## SET TASK
Answer with one number: how many lines have "Scale".

## THE RECORDS
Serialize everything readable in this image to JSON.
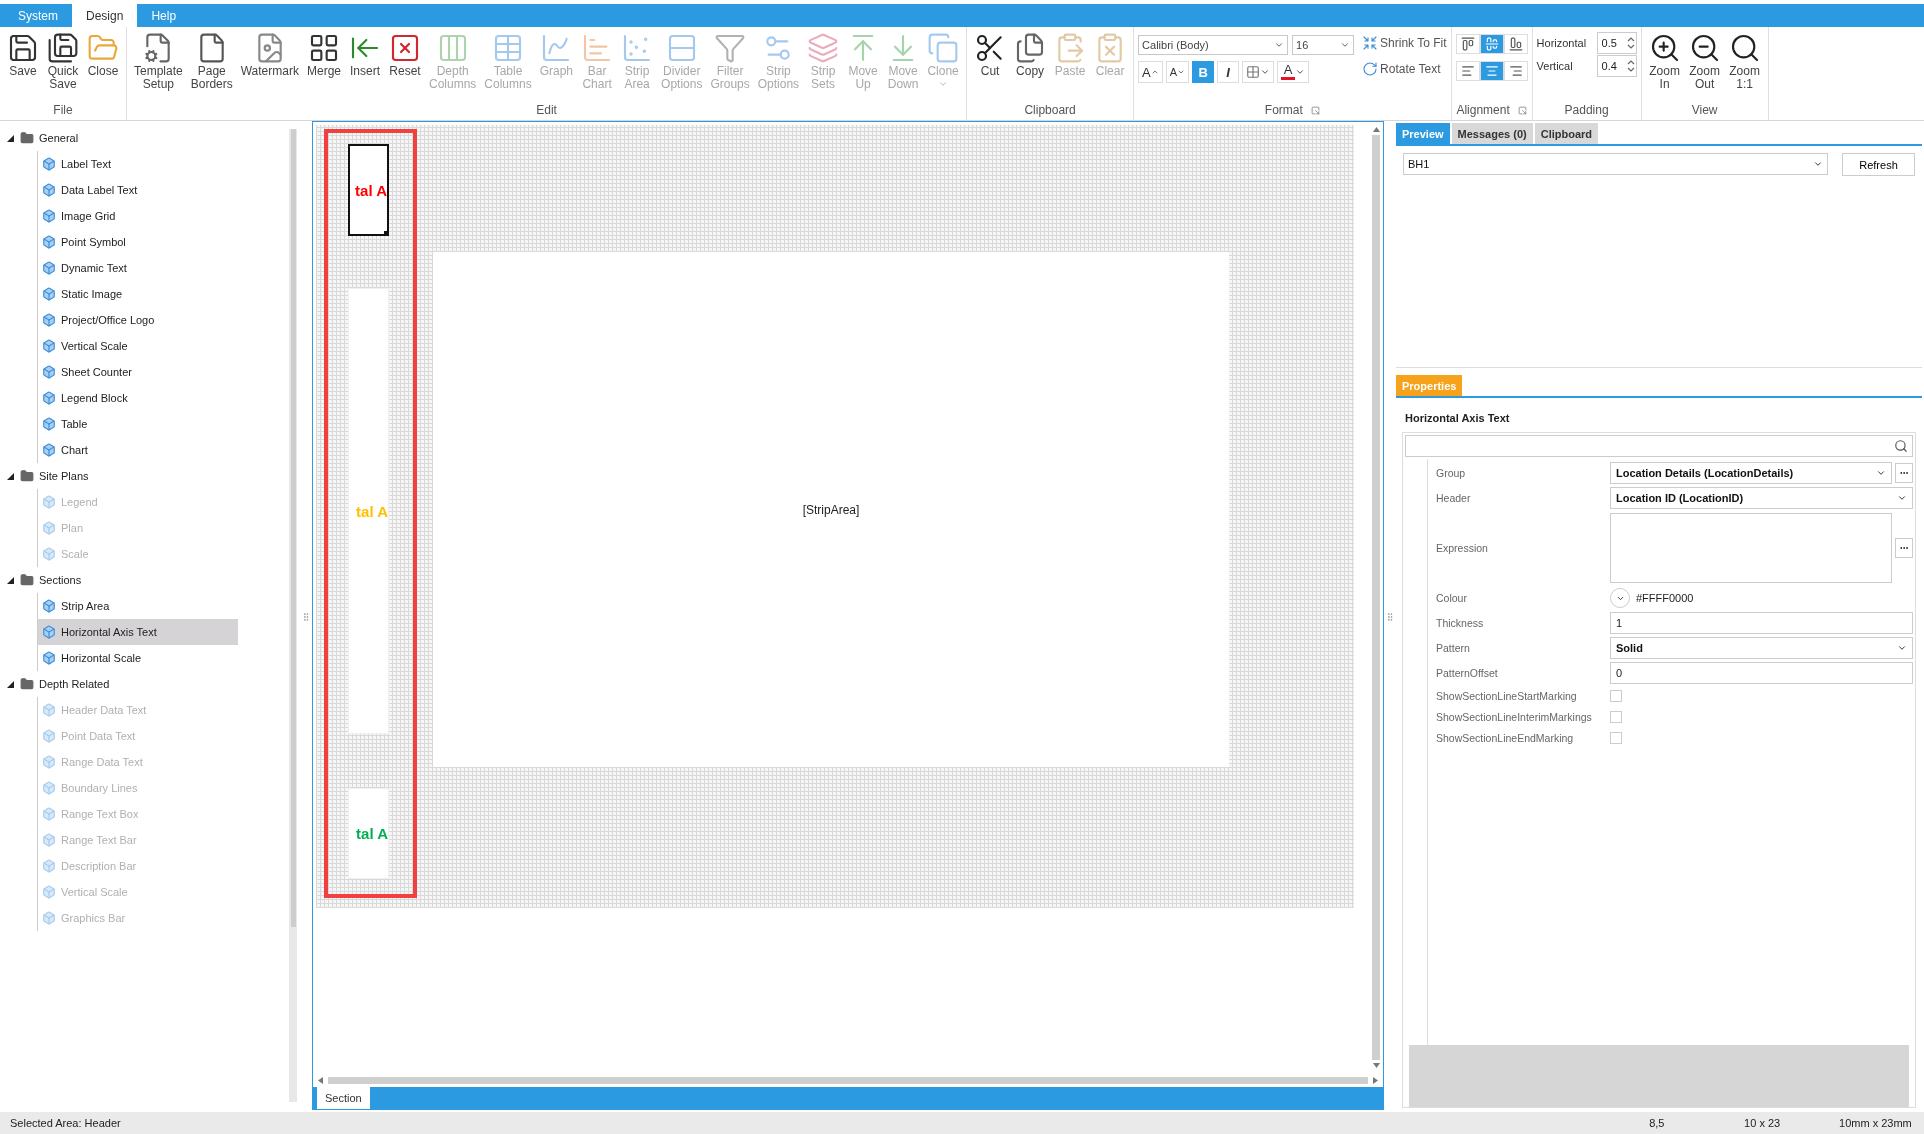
{
  "menu_tabs": [
    {
      "label": "System",
      "selected": false
    },
    {
      "label": "Design",
      "selected": true
    },
    {
      "label": "Help",
      "selected": false
    }
  ],
  "ribbon_groups": [
    {
      "label": "File",
      "kind": "buttons",
      "launcher": false,
      "buttons": [
        {
          "label": "Save",
          "kind": "save",
          "disabled": false
        },
        {
          "label": "Quick Save",
          "kind": "quicksave",
          "disabled": false
        },
        {
          "label": "Close",
          "kind": "close",
          "disabled": false
        }
      ]
    },
    {
      "label": "Edit",
      "kind": "buttons",
      "launcher": false,
      "buttons": [
        {
          "label": "Template Setup",
          "kind": "template",
          "disabled": false
        },
        {
          "label": "Page Borders",
          "kind": "page",
          "disabled": false
        },
        {
          "label": "Watermark",
          "kind": "watermark",
          "disabled": false
        },
        {
          "label": "Merge",
          "kind": "merge",
          "disabled": false
        },
        {
          "label": "Insert",
          "kind": "insert",
          "disabled": false
        },
        {
          "label": "Reset",
          "kind": "reset",
          "disabled": false
        },
        {
          "label": "Depth Columns",
          "kind": "columns",
          "disabled": true
        },
        {
          "label": "Table Columns",
          "kind": "table",
          "disabled": true
        },
        {
          "label": "Graph",
          "kind": "graph",
          "disabled": true
        },
        {
          "label": "Bar Chart",
          "kind": "bar",
          "disabled": true
        },
        {
          "label": "Strip Area",
          "kind": "strip",
          "disabled": true
        },
        {
          "label": "Divider Options",
          "kind": "divider",
          "disabled": true
        },
        {
          "label": "Filter Groups",
          "kind": "filter",
          "disabled": true
        },
        {
          "label": "Strip Options",
          "kind": "stripoptions",
          "disabled": true
        },
        {
          "label": "Strip Sets",
          "kind": "stripsets",
          "disabled": true
        },
        {
          "label": "Move Up",
          "kind": "up",
          "disabled": true
        },
        {
          "label": "Move Down",
          "kind": "down",
          "disabled": true
        },
        {
          "label": "Clone",
          "kind": "clone",
          "disabled": true,
          "dropdown": true
        }
      ]
    },
    {
      "label": "Clipboard",
      "kind": "buttons",
      "launcher": false,
      "buttons": [
        {
          "label": "Cut",
          "kind": "cut",
          "disabled": false
        },
        {
          "label": "Copy",
          "kind": "copy",
          "disabled": false
        },
        {
          "label": "Paste",
          "kind": "paste",
          "disabled": true
        },
        {
          "label": "Clear",
          "kind": "clear",
          "disabled": true
        }
      ]
    },
    {
      "label": "Format",
      "kind": "format",
      "launcher": true,
      "font": "Calibri (Body)",
      "size": "16",
      "actions": [
        {
          "label": "Shrink To Fit",
          "kind": "shrink"
        },
        {
          "label": "Rotate Text",
          "kind": "rotate"
        }
      ],
      "toggles": [
        {
          "kind": "grow",
          "label": "A",
          "selected": false
        },
        {
          "kind": "shrink",
          "label": "A",
          "selected": false
        },
        {
          "kind": "bold",
          "label": "B",
          "selected": true
        },
        {
          "kind": "italic",
          "label": "I",
          "selected": false
        },
        {
          "kind": "borders",
          "selected": false
        },
        {
          "kind": "fontcolor",
          "label": "A",
          "selected": false,
          "color": "#e81123"
        }
      ]
    },
    {
      "label": "Alignment",
      "kind": "alignment",
      "launcher": true,
      "rows": [
        {
          "buttons": [
            {
              "kind": "top",
              "selected": false
            },
            {
              "kind": "middle",
              "selected": true
            },
            {
              "kind": "bottom",
              "selected": false
            }
          ]
        },
        {
          "buttons": [
            {
              "kind": "left",
              "selected": false
            },
            {
              "kind": "center",
              "selected": true
            },
            {
              "kind": "right",
              "selected": false
            }
          ]
        }
      ]
    },
    {
      "label": "Padding",
      "kind": "padding",
      "launcher": false,
      "fields": [
        {
          "label": "Horizontal",
          "value": "0.5"
        },
        {
          "label": "Vertical",
          "value": "0.4"
        }
      ]
    },
    {
      "label": "View",
      "kind": "buttons",
      "launcher": false,
      "buttons": [
        {
          "label": "Zoom In",
          "kind": "zoomin",
          "disabled": false
        },
        {
          "label": "Zoom Out",
          "kind": "zoomout",
          "disabled": false
        },
        {
          "label": "Zoom 1:1",
          "kind": "zoom11",
          "disabled": false
        }
      ]
    }
  ],
  "toolbox": [
    {
      "label": "General",
      "expanded": true,
      "children": [
        {
          "label": "Label Text",
          "disabled": false,
          "selected": false
        },
        {
          "label": "Data Label Text",
          "disabled": false,
          "selected": false
        },
        {
          "label": "Image Grid",
          "disabled": false,
          "selected": false
        },
        {
          "label": "Point Symbol",
          "disabled": false,
          "selected": false
        },
        {
          "label": "Dynamic Text",
          "disabled": false,
          "selected": false
        },
        {
          "label": "Static Image",
          "disabled": false,
          "selected": false
        },
        {
          "label": "Project/Office Logo",
          "disabled": false,
          "selected": false
        },
        {
          "label": "Vertical Scale",
          "disabled": false,
          "selected": false
        },
        {
          "label": "Sheet Counter",
          "disabled": false,
          "selected": false
        },
        {
          "label": "Legend Block",
          "disabled": false,
          "selected": false
        },
        {
          "label": "Table",
          "disabled": false,
          "selected": false
        },
        {
          "label": "Chart",
          "disabled": false,
          "selected": false
        }
      ]
    },
    {
      "label": "Site Plans",
      "expanded": true,
      "children": [
        {
          "label": "Legend",
          "disabled": true,
          "selected": false
        },
        {
          "label": "Plan",
          "disabled": true,
          "selected": false
        },
        {
          "label": "Scale",
          "disabled": true,
          "selected": false
        }
      ]
    },
    {
      "label": "Sections",
      "expanded": true,
      "children": [
        {
          "label": "Strip Area",
          "disabled": false,
          "selected": false
        },
        {
          "label": "Horizontal Axis Text",
          "disabled": false,
          "selected": true
        },
        {
          "label": "Horizontal Scale",
          "disabled": false,
          "selected": false
        }
      ]
    },
    {
      "label": "Depth Related",
      "expanded": true,
      "children": [
        {
          "label": "Header Data Text",
          "disabled": true,
          "selected": false
        },
        {
          "label": "Point Data Text",
          "disabled": true,
          "selected": false
        },
        {
          "label": "Range Data Text",
          "disabled": true,
          "selected": false
        },
        {
          "label": "Boundary Lines",
          "disabled": true,
          "selected": false
        },
        {
          "label": "Range Text Box",
          "disabled": true,
          "selected": false
        },
        {
          "label": "Range Text Bar",
          "disabled": true,
          "selected": false
        },
        {
          "label": "Description Bar",
          "disabled": true,
          "selected": false
        },
        {
          "label": "Vertical Scale",
          "disabled": true,
          "selected": false
        },
        {
          "label": "Graphics Bar",
          "disabled": true,
          "selected": false
        }
      ]
    }
  ],
  "canvas": {
    "elements": [
      {
        "text": "tal A",
        "color": "#ff0000",
        "selected": true
      },
      {
        "text": "tal A",
        "color": "#ffc000",
        "selected": false
      },
      {
        "text": "tal A",
        "color": "#00b050",
        "selected": false
      }
    ],
    "strip_area": "[StripArea]",
    "tabs": [
      {
        "label": "Section",
        "selected": true
      }
    ]
  },
  "preview": {
    "tabs": [
      {
        "label": "Preview",
        "selected": true
      },
      {
        "label": "Messages (0)",
        "selected": false
      },
      {
        "label": "Clipboard",
        "selected": false
      }
    ],
    "source": "BH1",
    "button": "Refresh"
  },
  "properties": {
    "tab": "Properties",
    "title": "Horizontal Axis Text",
    "rows": [
      {
        "kind": "combo",
        "label": "Group",
        "value": "Location Details (LocationDetails)",
        "ellipsis": true
      },
      {
        "kind": "combo",
        "label": "Header",
        "value": "Location ID (LocationID)",
        "ellipsis": false
      },
      {
        "kind": "textarea",
        "label": "Expression",
        "ellipsis": true
      },
      {
        "kind": "color",
        "label": "Colour",
        "value": "#FFFF0000"
      },
      {
        "kind": "text",
        "label": "Thickness",
        "value": "1"
      },
      {
        "kind": "combo",
        "label": "Pattern",
        "value": "Solid",
        "ellipsis": false
      },
      {
        "kind": "text",
        "label": "PatternOffset",
        "value": "0"
      },
      {
        "kind": "checkbox",
        "label": "ShowSectionLineStartMarking",
        "checked": false
      },
      {
        "kind": "checkbox",
        "label": "ShowSectionLineInterimMarkings",
        "checked": false
      },
      {
        "kind": "checkbox",
        "label": "ShowSectionLineEndMarking",
        "checked": false
      }
    ]
  },
  "status_bar": [
    "Selected Area: Header",
    "8,5",
    "10 x 23",
    "10mm x 23mm"
  ]
}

## RESULT FOR THIS EXERCISE
4